## Excerpt from a dataset
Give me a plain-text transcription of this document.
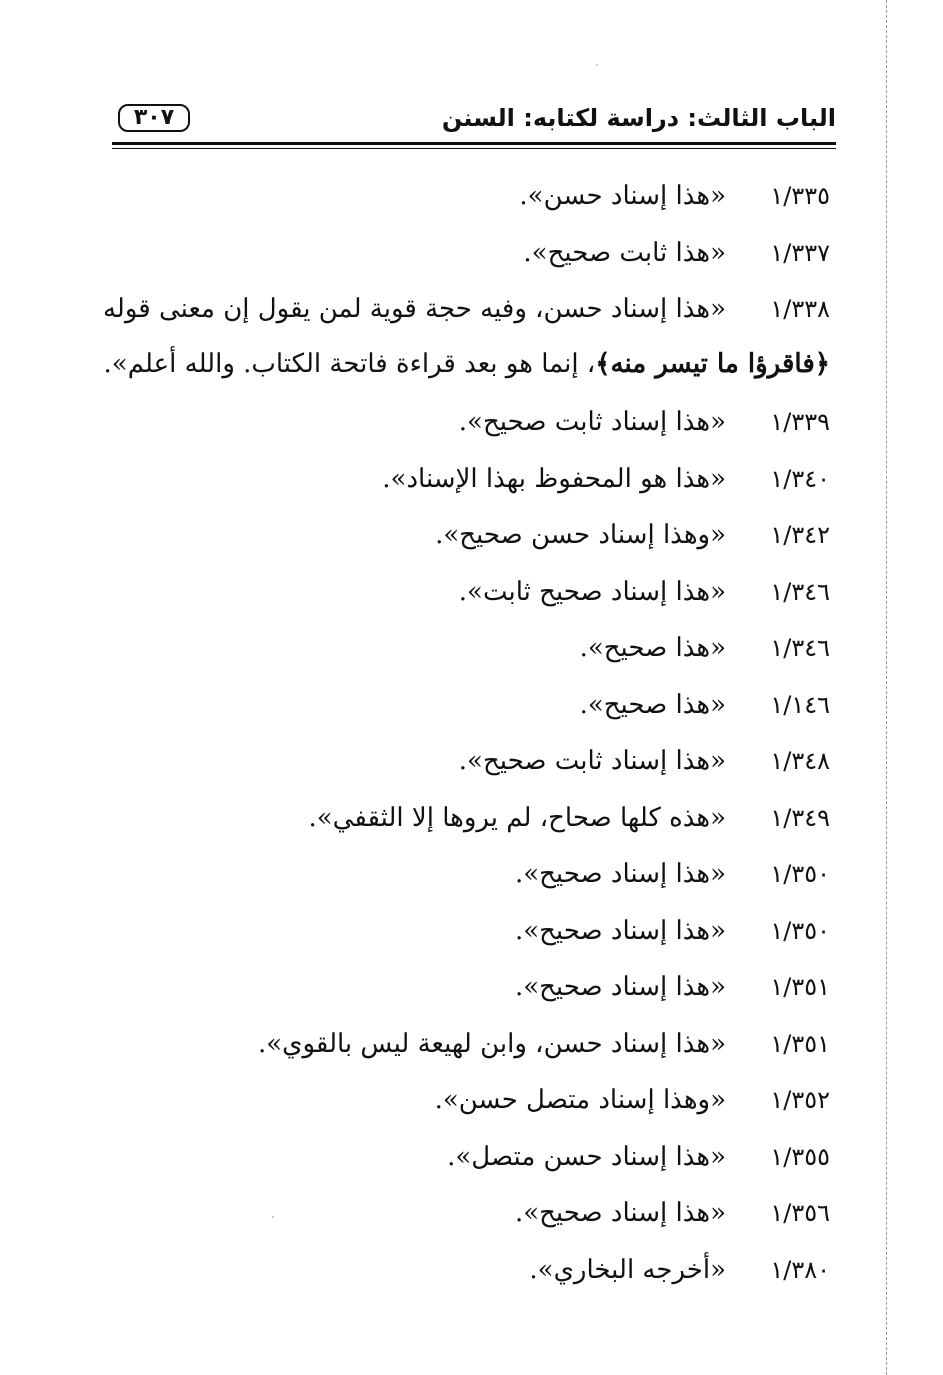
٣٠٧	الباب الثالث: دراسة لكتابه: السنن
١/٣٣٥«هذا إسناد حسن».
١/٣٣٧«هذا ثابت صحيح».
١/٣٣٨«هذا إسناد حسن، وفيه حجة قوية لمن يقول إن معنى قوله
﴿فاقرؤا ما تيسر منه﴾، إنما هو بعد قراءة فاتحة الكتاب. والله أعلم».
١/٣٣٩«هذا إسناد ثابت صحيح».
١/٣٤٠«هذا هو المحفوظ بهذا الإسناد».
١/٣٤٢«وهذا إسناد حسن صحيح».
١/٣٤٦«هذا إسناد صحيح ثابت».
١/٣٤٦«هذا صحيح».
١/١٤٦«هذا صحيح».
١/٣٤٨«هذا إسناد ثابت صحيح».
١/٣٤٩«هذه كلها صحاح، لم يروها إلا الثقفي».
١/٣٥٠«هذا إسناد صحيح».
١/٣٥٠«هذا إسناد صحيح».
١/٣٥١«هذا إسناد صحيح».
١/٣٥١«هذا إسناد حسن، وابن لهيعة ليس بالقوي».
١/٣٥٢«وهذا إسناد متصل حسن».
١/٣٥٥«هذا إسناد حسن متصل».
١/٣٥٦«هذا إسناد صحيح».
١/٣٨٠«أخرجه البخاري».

## GIVEN TASK
Write every record out again exactly; no pictures belong in the copy.

## TASK ANSWER
Give me a plain-text transcription of this document.
٣٠٧	الباب الثالث: دراسة لكتابه: السنن
١/٣٣٥«هذا إسناد حسن».
١/٣٣٧«هذا ثابت صحيح».
١/٣٣٨«هذا إسناد حسن، وفيه حجة قوية لمن يقول إن معنى قوله
﴿فاقرؤا ما تيسر منه﴾، إنما هو بعد قراءة فاتحة الكتاب. والله أعلم».
١/٣٣٩«هذا إسناد ثابت صحيح».
١/٣٤٠«هذا هو المحفوظ بهذا الإسناد».
١/٣٤٢«وهذا إسناد حسن صحيح».
١/٣٤٦«هذا إسناد صحيح ثابت».
١/٣٤٦«هذا صحيح».
١/١٤٦«هذا صحيح».
١/٣٤٨«هذا إسناد ثابت صحيح».
١/٣٤٩«هذه كلها صحاح، لم يروها إلا الثقفي».
١/٣٥٠«هذا إسناد صحيح».
١/٣٥٠«هذا إسناد صحيح».
١/٣٥١«هذا إسناد صحيح».
١/٣٥١«هذا إسناد حسن، وابن لهيعة ليس بالقوي».
١/٣٥٢«وهذا إسناد متصل حسن».
١/٣٥٥«هذا إسناد حسن متصل».
١/٣٥٦«هذا إسناد صحيح».
١/٣٨٠«أخرجه البخاري».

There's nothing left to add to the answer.